▶ _Aim_: Pick out each line of the records in which the word "address" appears.

▶ _Provided information_:
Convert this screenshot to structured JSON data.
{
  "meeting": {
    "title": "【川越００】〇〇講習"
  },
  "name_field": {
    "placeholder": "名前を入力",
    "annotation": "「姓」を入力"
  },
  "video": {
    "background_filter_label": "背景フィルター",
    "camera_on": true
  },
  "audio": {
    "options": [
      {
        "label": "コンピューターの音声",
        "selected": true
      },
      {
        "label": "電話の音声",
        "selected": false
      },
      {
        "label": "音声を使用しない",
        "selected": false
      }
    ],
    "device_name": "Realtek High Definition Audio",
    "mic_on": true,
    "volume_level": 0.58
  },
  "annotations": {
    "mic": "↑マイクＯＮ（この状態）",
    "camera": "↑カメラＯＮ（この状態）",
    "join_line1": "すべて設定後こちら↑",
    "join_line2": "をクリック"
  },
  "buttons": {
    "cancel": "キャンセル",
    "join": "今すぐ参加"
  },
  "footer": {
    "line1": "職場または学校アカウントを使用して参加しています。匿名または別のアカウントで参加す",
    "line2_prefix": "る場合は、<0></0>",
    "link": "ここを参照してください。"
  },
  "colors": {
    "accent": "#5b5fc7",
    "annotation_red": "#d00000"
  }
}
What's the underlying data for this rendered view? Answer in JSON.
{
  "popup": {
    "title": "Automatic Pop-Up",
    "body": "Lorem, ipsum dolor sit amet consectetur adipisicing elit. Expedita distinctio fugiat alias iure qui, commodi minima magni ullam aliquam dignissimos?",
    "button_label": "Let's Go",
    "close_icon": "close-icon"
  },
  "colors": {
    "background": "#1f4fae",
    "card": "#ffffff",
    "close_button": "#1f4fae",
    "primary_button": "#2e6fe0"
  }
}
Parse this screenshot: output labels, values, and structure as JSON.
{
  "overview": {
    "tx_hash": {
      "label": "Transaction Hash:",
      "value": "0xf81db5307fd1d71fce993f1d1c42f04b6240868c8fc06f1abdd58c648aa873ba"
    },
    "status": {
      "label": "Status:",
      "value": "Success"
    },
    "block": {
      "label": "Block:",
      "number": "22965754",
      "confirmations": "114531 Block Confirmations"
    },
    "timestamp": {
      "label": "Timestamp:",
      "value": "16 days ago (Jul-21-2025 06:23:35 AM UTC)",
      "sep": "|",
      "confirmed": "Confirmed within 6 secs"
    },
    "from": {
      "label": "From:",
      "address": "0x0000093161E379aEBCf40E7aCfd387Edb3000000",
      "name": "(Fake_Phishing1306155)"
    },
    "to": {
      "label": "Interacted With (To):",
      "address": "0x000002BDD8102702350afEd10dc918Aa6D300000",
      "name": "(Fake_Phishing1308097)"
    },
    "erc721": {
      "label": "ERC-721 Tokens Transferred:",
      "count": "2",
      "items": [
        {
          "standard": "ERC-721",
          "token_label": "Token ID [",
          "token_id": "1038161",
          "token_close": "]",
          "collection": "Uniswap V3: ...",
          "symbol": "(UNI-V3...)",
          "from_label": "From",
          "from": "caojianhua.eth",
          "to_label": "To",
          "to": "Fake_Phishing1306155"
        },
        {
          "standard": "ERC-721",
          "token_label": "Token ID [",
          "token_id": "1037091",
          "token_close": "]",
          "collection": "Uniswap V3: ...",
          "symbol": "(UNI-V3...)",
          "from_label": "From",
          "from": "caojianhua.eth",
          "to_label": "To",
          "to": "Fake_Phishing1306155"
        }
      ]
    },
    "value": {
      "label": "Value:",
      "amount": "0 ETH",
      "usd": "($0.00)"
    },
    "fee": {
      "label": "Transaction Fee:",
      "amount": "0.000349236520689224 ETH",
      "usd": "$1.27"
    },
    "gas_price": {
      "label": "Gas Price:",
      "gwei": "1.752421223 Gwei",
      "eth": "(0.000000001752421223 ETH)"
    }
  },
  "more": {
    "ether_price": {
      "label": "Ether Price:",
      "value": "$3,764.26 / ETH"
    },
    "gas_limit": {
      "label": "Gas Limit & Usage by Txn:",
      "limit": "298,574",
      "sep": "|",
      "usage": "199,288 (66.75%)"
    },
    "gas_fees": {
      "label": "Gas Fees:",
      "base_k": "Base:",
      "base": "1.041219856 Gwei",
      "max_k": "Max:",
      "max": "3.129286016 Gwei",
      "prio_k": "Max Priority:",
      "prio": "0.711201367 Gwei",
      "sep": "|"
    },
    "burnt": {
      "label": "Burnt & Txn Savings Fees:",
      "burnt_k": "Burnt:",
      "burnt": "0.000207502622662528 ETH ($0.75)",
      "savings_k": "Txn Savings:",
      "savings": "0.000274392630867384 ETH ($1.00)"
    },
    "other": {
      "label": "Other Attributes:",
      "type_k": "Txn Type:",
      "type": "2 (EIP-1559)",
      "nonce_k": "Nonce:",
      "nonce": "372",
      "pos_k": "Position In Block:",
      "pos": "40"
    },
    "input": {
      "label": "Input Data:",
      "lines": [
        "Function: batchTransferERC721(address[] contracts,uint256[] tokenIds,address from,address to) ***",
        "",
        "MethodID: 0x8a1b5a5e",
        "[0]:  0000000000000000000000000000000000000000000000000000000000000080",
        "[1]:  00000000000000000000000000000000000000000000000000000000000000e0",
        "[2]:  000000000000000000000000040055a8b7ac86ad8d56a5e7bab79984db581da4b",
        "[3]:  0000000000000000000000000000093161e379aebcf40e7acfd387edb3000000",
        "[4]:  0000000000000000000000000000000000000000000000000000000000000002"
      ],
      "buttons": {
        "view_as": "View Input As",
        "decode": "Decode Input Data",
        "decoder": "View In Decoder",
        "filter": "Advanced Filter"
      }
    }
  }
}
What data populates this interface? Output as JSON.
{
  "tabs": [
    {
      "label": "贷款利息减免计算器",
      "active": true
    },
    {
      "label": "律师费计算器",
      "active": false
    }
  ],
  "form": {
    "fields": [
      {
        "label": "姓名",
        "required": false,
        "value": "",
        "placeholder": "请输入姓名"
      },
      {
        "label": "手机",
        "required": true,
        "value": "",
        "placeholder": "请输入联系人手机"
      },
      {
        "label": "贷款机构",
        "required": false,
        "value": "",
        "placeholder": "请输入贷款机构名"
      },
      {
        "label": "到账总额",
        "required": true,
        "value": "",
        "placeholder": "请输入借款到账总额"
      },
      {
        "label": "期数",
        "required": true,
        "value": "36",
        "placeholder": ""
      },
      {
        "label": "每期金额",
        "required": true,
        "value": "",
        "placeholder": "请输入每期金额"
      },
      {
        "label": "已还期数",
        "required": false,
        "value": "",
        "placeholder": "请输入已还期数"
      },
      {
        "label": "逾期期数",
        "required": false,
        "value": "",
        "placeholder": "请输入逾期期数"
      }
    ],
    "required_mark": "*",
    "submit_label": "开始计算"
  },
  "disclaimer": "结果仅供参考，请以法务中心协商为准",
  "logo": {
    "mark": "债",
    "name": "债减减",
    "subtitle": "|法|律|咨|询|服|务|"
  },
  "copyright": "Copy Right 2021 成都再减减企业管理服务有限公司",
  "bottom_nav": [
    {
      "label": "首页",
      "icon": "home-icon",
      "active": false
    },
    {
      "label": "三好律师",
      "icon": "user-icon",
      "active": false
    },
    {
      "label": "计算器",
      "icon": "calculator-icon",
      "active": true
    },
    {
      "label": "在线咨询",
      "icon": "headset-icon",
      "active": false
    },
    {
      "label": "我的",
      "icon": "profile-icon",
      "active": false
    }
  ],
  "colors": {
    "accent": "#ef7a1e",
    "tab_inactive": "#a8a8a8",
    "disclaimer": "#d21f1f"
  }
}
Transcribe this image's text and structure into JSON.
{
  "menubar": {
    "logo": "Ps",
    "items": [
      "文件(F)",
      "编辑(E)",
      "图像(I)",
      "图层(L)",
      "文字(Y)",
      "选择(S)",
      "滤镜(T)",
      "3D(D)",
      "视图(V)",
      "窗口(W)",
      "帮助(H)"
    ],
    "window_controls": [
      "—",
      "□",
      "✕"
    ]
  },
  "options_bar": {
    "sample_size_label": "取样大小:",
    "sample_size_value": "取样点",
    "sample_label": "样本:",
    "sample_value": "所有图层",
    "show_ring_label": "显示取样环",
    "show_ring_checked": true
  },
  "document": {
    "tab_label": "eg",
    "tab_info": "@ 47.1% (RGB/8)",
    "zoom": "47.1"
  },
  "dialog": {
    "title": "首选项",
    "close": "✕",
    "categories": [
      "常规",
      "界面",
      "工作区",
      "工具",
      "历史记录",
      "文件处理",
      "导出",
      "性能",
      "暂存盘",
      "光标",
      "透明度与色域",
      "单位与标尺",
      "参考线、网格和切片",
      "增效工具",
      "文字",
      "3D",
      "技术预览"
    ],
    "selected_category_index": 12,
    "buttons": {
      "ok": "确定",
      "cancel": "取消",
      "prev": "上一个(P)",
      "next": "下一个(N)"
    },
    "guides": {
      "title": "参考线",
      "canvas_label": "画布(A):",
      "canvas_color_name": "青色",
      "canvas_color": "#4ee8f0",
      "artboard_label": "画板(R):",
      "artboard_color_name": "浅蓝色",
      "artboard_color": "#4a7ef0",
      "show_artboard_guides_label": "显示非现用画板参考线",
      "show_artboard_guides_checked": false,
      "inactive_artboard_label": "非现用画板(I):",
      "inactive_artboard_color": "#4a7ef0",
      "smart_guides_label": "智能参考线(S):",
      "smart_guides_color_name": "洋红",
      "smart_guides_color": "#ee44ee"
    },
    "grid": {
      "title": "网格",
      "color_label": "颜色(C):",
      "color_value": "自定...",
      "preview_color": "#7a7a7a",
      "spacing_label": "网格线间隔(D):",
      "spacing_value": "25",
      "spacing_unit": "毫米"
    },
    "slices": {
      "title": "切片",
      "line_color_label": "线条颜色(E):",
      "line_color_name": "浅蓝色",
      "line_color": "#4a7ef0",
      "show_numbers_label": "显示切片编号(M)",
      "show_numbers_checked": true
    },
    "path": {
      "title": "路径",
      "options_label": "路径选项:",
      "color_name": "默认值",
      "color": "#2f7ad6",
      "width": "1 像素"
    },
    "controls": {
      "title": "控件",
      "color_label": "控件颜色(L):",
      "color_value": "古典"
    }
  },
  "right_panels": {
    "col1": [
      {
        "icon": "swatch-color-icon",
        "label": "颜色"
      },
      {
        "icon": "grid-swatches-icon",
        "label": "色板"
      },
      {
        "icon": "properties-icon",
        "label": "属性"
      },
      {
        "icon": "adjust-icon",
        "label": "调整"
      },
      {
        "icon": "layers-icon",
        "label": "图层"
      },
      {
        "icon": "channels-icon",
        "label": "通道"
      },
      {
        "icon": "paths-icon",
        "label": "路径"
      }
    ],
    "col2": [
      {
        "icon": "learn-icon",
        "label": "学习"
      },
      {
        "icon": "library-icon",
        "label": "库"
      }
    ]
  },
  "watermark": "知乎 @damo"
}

▶ _Answer to this exercise_:
      "address": "0x0000093161E379aEBCf40E7aCfd387Edb3000000",
      "address": "0x000002BDD8102702350afEd10dc918Aa6D300000",
        "Function: batchTransferERC721(address[] contracts,uint256[] tokenIds,address from,address to) ***",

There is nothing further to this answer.